-- Begin Supplied data --

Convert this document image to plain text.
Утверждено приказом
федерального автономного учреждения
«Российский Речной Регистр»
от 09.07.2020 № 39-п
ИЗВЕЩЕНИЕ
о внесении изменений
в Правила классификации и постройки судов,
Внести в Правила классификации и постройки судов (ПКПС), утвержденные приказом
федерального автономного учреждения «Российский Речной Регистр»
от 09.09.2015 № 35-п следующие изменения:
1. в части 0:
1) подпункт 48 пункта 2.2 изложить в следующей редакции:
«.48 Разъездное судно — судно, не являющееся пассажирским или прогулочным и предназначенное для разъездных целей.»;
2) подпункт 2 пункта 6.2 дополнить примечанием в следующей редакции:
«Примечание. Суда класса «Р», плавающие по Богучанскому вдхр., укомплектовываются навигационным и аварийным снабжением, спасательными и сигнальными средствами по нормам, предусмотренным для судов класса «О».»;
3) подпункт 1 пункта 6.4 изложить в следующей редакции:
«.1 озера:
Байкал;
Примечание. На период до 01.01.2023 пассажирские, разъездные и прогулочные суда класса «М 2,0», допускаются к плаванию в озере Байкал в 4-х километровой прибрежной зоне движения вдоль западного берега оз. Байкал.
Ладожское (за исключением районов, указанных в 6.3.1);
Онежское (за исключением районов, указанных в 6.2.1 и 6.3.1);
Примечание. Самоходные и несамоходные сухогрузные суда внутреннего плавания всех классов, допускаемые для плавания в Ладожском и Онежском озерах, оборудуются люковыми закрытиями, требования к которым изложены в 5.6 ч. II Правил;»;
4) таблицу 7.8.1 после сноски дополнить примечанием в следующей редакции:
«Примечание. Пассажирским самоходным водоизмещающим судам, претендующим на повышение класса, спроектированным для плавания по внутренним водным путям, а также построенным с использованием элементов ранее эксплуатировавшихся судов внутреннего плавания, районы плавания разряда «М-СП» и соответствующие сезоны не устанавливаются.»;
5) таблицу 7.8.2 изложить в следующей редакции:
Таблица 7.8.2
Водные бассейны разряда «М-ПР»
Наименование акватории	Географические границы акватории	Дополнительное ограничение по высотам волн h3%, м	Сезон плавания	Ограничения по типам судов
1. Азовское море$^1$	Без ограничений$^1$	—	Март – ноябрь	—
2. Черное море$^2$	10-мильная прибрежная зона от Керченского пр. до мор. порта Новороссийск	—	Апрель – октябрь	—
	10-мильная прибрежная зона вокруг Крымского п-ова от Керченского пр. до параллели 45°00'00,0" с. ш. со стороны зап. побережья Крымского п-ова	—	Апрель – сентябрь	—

-- End Supplied data --

• Task to complete:
Copy out all lines that carry the word "прибрежная".

• Solution:
2. Черное море$^2$	10-мильная прибрежная зона от Керченского пр. до мор. порта Новороссийск	—	Апрель – октябрь	—
	10-мильная прибрежная зона вокруг Крымского п-ова от Керченского пр. до параллели 45°00'00,0" с. ш. со стороны зап. побережья Крымского п-ова	—	Апрель – сентябрь	—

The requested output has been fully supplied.